GIVEN TASK: Find every line in the records below that holds the word "title" and copy it.

** start of RECORDS **

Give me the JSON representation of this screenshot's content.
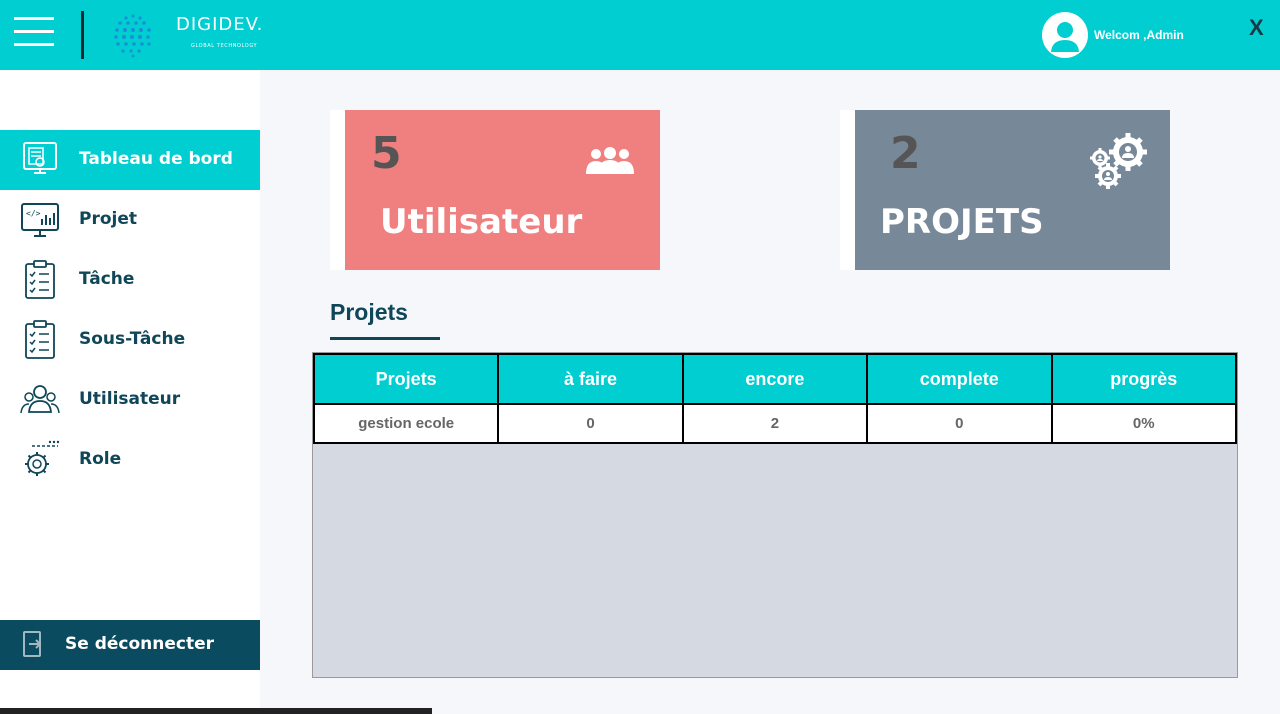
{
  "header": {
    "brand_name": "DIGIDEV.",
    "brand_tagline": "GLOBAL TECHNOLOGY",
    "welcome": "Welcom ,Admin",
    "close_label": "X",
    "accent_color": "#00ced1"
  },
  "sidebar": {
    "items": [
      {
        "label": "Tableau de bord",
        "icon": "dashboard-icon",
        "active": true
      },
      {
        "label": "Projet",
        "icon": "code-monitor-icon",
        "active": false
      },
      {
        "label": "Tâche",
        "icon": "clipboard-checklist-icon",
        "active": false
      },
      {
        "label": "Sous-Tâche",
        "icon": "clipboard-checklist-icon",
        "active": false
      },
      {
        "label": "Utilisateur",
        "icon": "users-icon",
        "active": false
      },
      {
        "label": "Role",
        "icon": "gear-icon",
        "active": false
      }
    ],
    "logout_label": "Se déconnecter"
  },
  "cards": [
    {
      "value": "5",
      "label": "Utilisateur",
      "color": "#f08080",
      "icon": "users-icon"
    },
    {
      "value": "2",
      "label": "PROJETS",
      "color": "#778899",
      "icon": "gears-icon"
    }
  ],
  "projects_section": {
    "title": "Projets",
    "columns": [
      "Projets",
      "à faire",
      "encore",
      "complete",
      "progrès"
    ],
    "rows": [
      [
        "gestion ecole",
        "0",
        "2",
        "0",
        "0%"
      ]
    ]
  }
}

** end of RECORDS **
** start of RECORDS **

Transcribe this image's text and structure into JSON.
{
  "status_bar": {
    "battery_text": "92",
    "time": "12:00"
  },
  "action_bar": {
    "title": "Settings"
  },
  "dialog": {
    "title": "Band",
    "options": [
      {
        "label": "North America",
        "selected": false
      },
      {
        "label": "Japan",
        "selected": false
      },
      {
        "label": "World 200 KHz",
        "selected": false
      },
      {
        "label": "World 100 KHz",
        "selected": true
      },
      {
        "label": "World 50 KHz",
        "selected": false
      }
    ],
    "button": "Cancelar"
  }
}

** end of RECORDS **

RESULT OF THIS EXERCISE:
    "title": "Projets",
    "title": "Settings"
    "title": "Band",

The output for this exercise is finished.